# Aim:
Return the records that follow, matching each one exactly.

# Given entries:
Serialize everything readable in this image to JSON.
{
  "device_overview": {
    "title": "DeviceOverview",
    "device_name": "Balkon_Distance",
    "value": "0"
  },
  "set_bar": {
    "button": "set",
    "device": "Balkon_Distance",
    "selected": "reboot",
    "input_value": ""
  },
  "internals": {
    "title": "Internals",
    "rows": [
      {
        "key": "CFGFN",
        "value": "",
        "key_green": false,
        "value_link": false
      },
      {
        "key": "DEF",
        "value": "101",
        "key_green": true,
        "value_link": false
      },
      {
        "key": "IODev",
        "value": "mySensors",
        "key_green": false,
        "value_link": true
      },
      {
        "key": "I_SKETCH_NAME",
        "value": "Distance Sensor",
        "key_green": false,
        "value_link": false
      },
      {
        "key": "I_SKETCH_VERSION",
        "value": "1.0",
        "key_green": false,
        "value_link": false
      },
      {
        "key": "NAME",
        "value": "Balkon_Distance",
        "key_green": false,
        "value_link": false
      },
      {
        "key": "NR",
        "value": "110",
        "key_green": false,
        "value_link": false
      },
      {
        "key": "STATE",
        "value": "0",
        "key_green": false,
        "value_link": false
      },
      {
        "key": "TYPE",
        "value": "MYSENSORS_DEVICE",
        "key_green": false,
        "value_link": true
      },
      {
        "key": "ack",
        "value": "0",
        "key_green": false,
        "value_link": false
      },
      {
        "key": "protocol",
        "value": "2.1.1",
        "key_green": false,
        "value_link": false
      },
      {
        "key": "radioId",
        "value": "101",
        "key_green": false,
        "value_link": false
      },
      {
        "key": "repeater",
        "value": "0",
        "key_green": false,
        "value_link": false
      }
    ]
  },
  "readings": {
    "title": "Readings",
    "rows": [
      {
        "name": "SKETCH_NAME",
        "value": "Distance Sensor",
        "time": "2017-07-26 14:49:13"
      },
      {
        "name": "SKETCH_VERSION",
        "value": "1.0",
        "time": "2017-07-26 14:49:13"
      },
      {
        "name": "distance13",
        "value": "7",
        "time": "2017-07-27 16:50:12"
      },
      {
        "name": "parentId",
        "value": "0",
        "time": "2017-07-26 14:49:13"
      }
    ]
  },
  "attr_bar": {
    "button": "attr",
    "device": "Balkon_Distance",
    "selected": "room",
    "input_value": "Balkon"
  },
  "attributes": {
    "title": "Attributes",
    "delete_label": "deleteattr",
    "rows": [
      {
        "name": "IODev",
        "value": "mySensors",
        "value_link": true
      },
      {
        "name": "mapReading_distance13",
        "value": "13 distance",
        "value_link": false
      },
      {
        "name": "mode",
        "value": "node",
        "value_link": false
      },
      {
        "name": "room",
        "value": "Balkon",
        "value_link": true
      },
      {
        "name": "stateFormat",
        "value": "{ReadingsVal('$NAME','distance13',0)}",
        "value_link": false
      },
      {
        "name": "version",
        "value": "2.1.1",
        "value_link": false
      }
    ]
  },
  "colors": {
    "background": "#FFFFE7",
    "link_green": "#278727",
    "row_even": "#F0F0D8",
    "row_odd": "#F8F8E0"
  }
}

# Result of the exercise:
Serialize everything readable in this image to JSON.
{
  "device_overview": {
    "title": "DeviceOverview",
    "device_name": "Balkon_Distance",
    "value": "0"
  },
  "set_bar": {
    "button": "set",
    "device": "Balkon_Distance",
    "selected": "reboot",
    "input_value": ""
  },
  "internals": {
    "title": "Internals",
    "rows": [
      {
        "key": "CFGFN",
        "value": "",
        "key_green": false,
        "value_link": false
      },
      {
        "key": "DEF",
        "value": "101",
        "key_green": true,
        "value_link": false
      },
      {
        "key": "IODev",
        "value": "mySensors",
        "key_green": false,
        "value_link": true
      },
      {
        "key": "I_SKETCH_NAME",
        "value": "Distance Sensor",
        "key_green": false,
        "value_link": false
      },
      {
        "key": "I_SKETCH_VERSION",
        "value": "1.0",
        "key_green": false,
        "value_link": false
      },
      {
        "key": "NAME",
        "value": "Balkon_Distance",
        "key_green": false,
        "value_link": false
      },
      {
        "key": "NR",
        "value": "110",
        "key_green": false,
        "value_link": false
      },
      {
        "key": "STATE",
        "value": "0",
        "key_green": false,
        "value_link": false
      },
      {
        "key": "TYPE",
        "value": "MYSENSORS_DEVICE",
        "key_green": false,
        "value_link": true
      },
      {
        "key": "ack",
        "value": "0",
        "key_green": false,
        "value_link": false
      },
      {
        "key": "protocol",
        "value": "2.1.1",
        "key_green": false,
        "value_link": false
      },
      {
        "key": "radioId",
        "value": "101",
        "key_green": false,
        "value_link": false
      },
      {
        "key": "repeater",
        "value": "0",
        "key_green": false,
        "value_link": false
      }
    ]
  },
  "readings": {
    "title": "Readings",
    "rows": [
      {
        "name": "SKETCH_NAME",
        "value": "Distance Sensor",
        "time": "2017-07-26 14:49:13"
      },
      {
        "name": "SKETCH_VERSION",
        "value": "1.0",
        "time": "2017-07-26 14:49:13"
      },
      {
        "name": "distance13",
        "value": "7",
        "time": "2017-07-27 16:50:12"
      },
      {
        "name": "parentId",
        "value": "0",
        "time": "2017-07-26 14:49:13"
      }
    ]
  },
  "attr_bar": {
    "button": "attr",
    "device": "Balkon_Distance",
    "selected": "room",
    "input_value": "Balkon"
  },
  "attributes": {
    "title": "Attributes",
    "delete_label": "deleteattr",
    "rows": [
      {
        "name": "IODev",
        "value": "mySensors",
        "value_link": true
      },
      {
        "name": "mapReading_distance13",
        "value": "13 distance",
        "value_link": false
      },
      {
        "name": "mode",
        "value": "node",
        "value_link": false
      },
      {
        "name": "room",
        "value": "Balkon",
        "value_link": true
      },
      {
        "name": "stateFormat",
        "value": "{ReadingsVal('$NAME','distance13',0)}",
        "value_link": false
      },
      {
        "name": "version",
        "value": "2.1.1",
        "value_link": false
      }
    ]
  },
  "colors": {
    "background": "#FFFFE7",
    "link_green": "#278727",
    "row_even": "#F0F0D8",
    "row_odd": "#F8F8E0"
  }
}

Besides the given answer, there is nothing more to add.